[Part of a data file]
## begin

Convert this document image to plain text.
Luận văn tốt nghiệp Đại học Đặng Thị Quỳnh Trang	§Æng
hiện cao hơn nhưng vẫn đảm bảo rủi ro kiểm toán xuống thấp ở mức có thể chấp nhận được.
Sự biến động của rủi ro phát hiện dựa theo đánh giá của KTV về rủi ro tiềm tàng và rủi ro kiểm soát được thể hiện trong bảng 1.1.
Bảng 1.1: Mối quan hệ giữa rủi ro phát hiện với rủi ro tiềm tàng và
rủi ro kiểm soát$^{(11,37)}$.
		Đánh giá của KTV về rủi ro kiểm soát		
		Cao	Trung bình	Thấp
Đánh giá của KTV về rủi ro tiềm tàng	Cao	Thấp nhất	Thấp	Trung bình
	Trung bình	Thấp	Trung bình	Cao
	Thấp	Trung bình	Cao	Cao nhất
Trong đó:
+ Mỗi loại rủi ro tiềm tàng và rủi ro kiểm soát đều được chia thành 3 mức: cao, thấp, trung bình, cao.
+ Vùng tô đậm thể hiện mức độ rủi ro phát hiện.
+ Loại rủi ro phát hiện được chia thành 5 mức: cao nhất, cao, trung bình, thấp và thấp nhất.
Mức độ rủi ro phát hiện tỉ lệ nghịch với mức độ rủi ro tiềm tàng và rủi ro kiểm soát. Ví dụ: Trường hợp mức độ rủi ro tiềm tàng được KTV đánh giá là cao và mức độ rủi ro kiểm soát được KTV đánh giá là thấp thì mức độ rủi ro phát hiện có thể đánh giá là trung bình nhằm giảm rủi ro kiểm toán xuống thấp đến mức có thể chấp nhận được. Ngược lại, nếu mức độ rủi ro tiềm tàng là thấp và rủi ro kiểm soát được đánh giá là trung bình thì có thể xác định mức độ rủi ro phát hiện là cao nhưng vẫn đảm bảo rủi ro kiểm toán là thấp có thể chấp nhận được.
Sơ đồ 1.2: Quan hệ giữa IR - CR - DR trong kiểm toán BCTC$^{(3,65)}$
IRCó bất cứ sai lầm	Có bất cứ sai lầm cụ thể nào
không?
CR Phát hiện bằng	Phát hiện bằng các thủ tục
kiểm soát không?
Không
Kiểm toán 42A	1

## end

§ **Aim**:
Filter the records above and return every line that holds the word "nhận".

§ **Solution to the exercise**:
hiện cao hơn nhưng vẫn đảm bảo rủi ro kiểm toán xuống thấp ở mức có thể chấp nhận được.
Mức độ rủi ro phát hiện tỉ lệ nghịch với mức độ rủi ro tiềm tàng và rủi ro kiểm soát. Ví dụ: Trường hợp mức độ rủi ro tiềm tàng được KTV đánh giá là cao và mức độ rủi ro kiểm soát được KTV đánh giá là thấp thì mức độ rủi ro phát hiện có thể đánh giá là trung bình nhằm giảm rủi ro kiểm toán xuống thấp đến mức có thể chấp nhận được. Ngược lại, nếu mức độ rủi ro tiềm tàng là thấp và rủi ro kiểm soát được đánh giá là trung bình thì có thể xác định mức độ rủi ro phát hiện là cao nhưng vẫn đảm bảo rủi ro kiểm toán là thấp có thể chấp nhận được.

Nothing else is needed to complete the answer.